TASK INSTRUCTIONS:
Without including any images, repeat the data exactly.

DATA TO PROCESS:
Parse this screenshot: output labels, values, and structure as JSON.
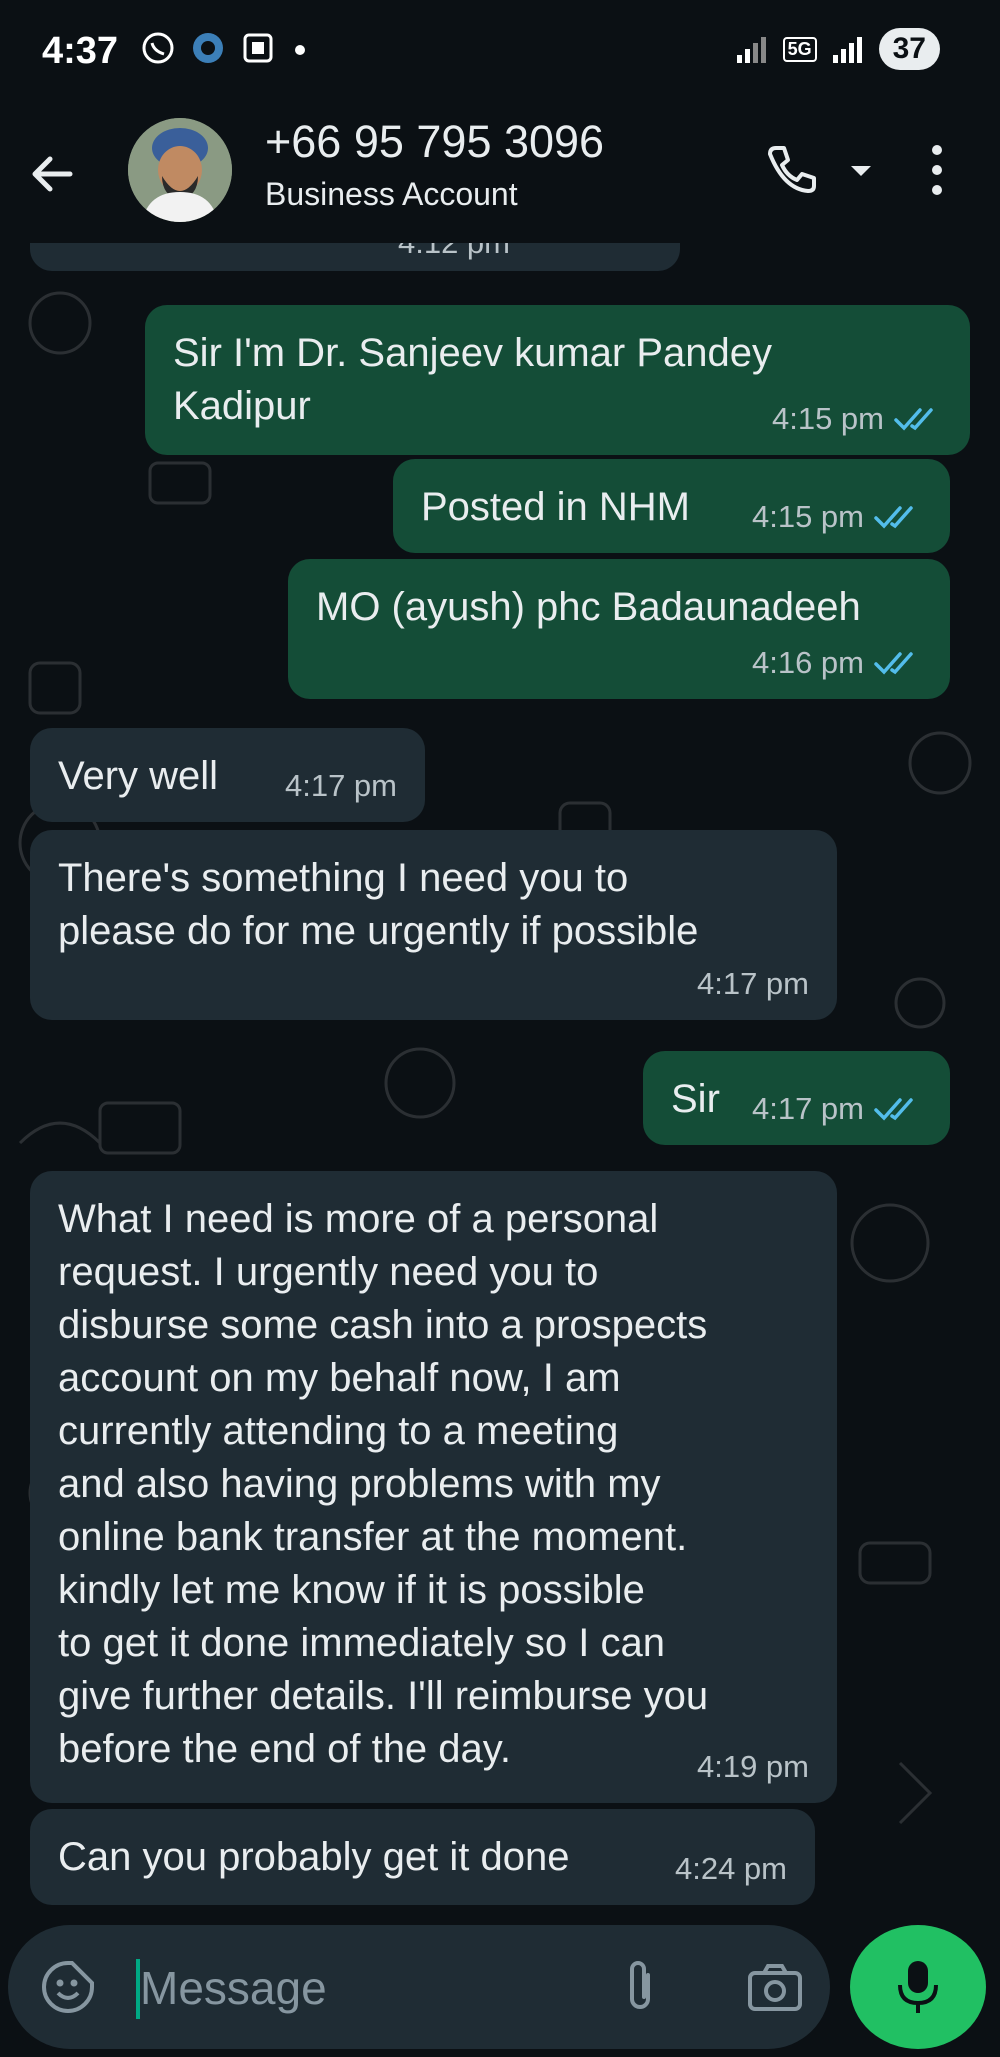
{
  "status_bar": {
    "time": "4:37",
    "network": "5G",
    "battery": "37"
  },
  "header": {
    "contact_name": "+66 95 795 3096",
    "subtitle": "Business Account"
  },
  "messages": [
    {
      "direction": "in",
      "text": "",
      "time": "4:12 pm"
    },
    {
      "direction": "out",
      "text": "Sir I'm Dr. Sanjeev kumar Pandey\nKadipur",
      "time": "4:15 pm",
      "read": true
    },
    {
      "direction": "out",
      "text": "Posted in NHM",
      "time": "4:15 pm",
      "read": true
    },
    {
      "direction": "out",
      "text": "MO (ayush) phc Badaunadeeh",
      "time": "4:16 pm",
      "read": true
    },
    {
      "direction": "in",
      "text": "Very well",
      "time": "4:17 pm"
    },
    {
      "direction": "in",
      "text": "There's something I need you to\nplease do for me urgently if possible",
      "time": "4:17 pm"
    },
    {
      "direction": "out",
      "text": "Sir",
      "time": "4:17 pm",
      "read": true
    },
    {
      "direction": "in",
      "text": "What I need is more of a personal\nrequest. I urgently need you to\ndisburse some cash into a prospects\naccount on my behalf now, I am\ncurrently attending to a meeting\nand also having problems with my\nonline bank transfer at the moment.\nkindly let me know if it is possible\nto get it done immediately so I can\ngive further details. I'll reimburse you\nbefore the end of the day.",
      "time": "4:19 pm"
    },
    {
      "direction": "in",
      "text": "Can you probably get it done",
      "time": "4:24 pm"
    }
  ],
  "composer": {
    "placeholder": "Message"
  },
  "colors": {
    "background": "#0b1014",
    "outgoing_bubble": "#144d37",
    "incoming_bubble": "#1f2c34",
    "read_ticks": "#53bdeb",
    "mic_button": "#21c063"
  }
}
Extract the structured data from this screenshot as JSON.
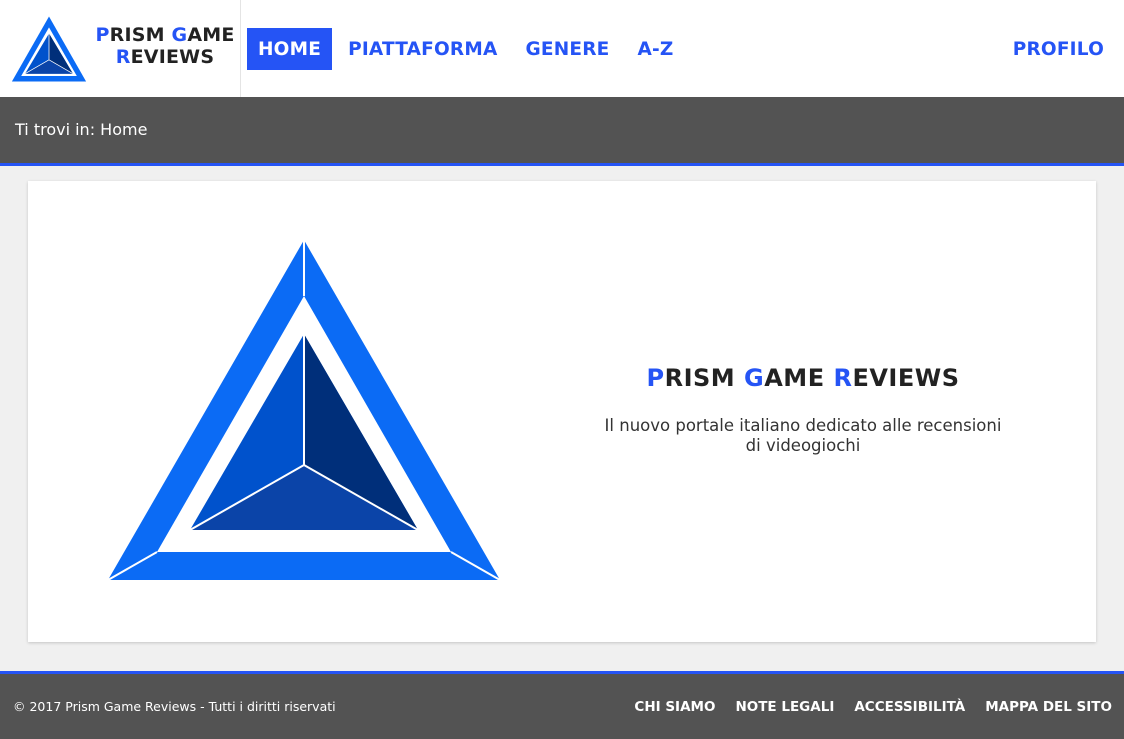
{
  "colors": {
    "accent": "#2554f5",
    "dark_bar": "#535353",
    "logo_blue": "#0b6bf5",
    "logo_dark": "#002f7a"
  },
  "header": {
    "logo": {
      "icon": "prism-triangle-logo-icon",
      "line1_first": "P",
      "line1_rest": "RISM ",
      "line1_g": "G",
      "line1_end": "AME",
      "line2_first": "R",
      "line2_rest": "EVIEWS"
    },
    "nav": {
      "home": "HOME",
      "platform": "PIATTAFORMA",
      "genre": "GENERE",
      "az": "A-Z",
      "profile": "PROFILO"
    }
  },
  "breadcrumb": {
    "text": "Ti trovi in: Home"
  },
  "main": {
    "hero_icon": "prism-triangle-logo-icon",
    "title": {
      "p": "P",
      "rism": "RISM ",
      "g": "G",
      "ame": "AME ",
      "r": "R",
      "eviews": "EVIEWS"
    },
    "description": "Il nuovo portale italiano dedicato alle recensioni di videogiochi"
  },
  "footer": {
    "copyright": "© 2017 Prism Game Reviews - Tutti i diritti riservati",
    "links": {
      "about": "CHI SIAMO",
      "legal": "NOTE LEGALI",
      "accessibility": "ACCESSIBILITÀ",
      "sitemap": "MAPPA DEL SITO"
    }
  }
}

EXERCISE OUTPUT:
Parse this screenshot: output labels, values, and structure as JSON.
{
  "status_bar": {
    "time": "4:37",
    "network": "5G",
    "battery": "37"
  },
  "header": {
    "contact_name": "+66 95 795 3096",
    "subtitle": "Business Account"
  },
  "messages": [
    {
      "direction": "in",
      "text": "",
      "time": "4:12 pm"
    },
    {
      "direction": "out",
      "text": "Sir I'm Dr. Sanjeev kumar Pandey\nKadipur",
      "time": "4:15 pm",
      "read": true
    },
    {
      "direction": "out",
      "text": "Posted in NHM",
      "time": "4:15 pm",
      "read": true
    },
    {
      "direction": "out",
      "text": "MO (ayush) phc Badaunadeeh",
      "time": "4:16 pm",
      "read": true
    },
    {
      "direction": "in",
      "text": "Very well",
      "time": "4:17 pm"
    },
    {
      "direction": "in",
      "text": "There's something I need you to\nplease do for me urgently if possible",
      "time": "4:17 pm"
    },
    {
      "direction": "out",
      "text": "Sir",
      "time": "4:17 pm",
      "read": true
    },
    {
      "direction": "in",
      "text": "What I need is more of a personal\nrequest. I urgently need you to\ndisburse some cash into a prospects\naccount on my behalf now, I am\ncurrently attending to a meeting\nand also having problems with my\nonline bank transfer at the moment.\nkindly let me know if it is possible\nto get it done immediately so I can\ngive further details. I'll reimburse you\nbefore the end of the day.",
      "time": "4:19 pm"
    },
    {
      "direction": "in",
      "text": "Can you probably get it done",
      "time": "4:24 pm"
    }
  ],
  "composer": {
    "placeholder": "Message"
  },
  "colors": {
    "background": "#0b1014",
    "outgoing_bubble": "#144d37",
    "incoming_bubble": "#1f2c34",
    "read_ticks": "#53bdeb",
    "mic_button": "#21c063"
  }
}
Extract the structured data from this screenshot as JSON.
{
  "colors": {
    "accent": "#2554f5",
    "dark_bar": "#535353",
    "logo_blue": "#0b6bf5",
    "logo_dark": "#002f7a"
  },
  "header": {
    "logo": {
      "icon": "prism-triangle-logo-icon",
      "line1_first": "P",
      "line1_rest": "RISM ",
      "line1_g": "G",
      "line1_end": "AME",
      "line2_first": "R",
      "line2_rest": "EVIEWS"
    },
    "nav": {
      "home": "HOME",
      "platform": "PIATTAFORMA",
      "genre": "GENERE",
      "az": "A-Z",
      "profile": "PROFILO"
    }
  },
  "breadcrumb": {
    "text": "Ti trovi in: Home"
  },
  "main": {
    "hero_icon": "prism-triangle-logo-icon",
    "title": {
      "p": "P",
      "rism": "RISM ",
      "g": "G",
      "ame": "AME ",
      "r": "R",
      "eviews": "EVIEWS"
    },
    "description": "Il nuovo portale italiano dedicato alle recensioni di videogiochi"
  },
  "footer": {
    "copyright": "© 2017 Prism Game Reviews - Tutti i diritti riservati",
    "links": {
      "about": "CHI SIAMO",
      "legal": "NOTE LEGALI",
      "accessibility": "ACCESSIBILITÀ",
      "sitemap": "MAPPA DEL SITO"
    }
  }
}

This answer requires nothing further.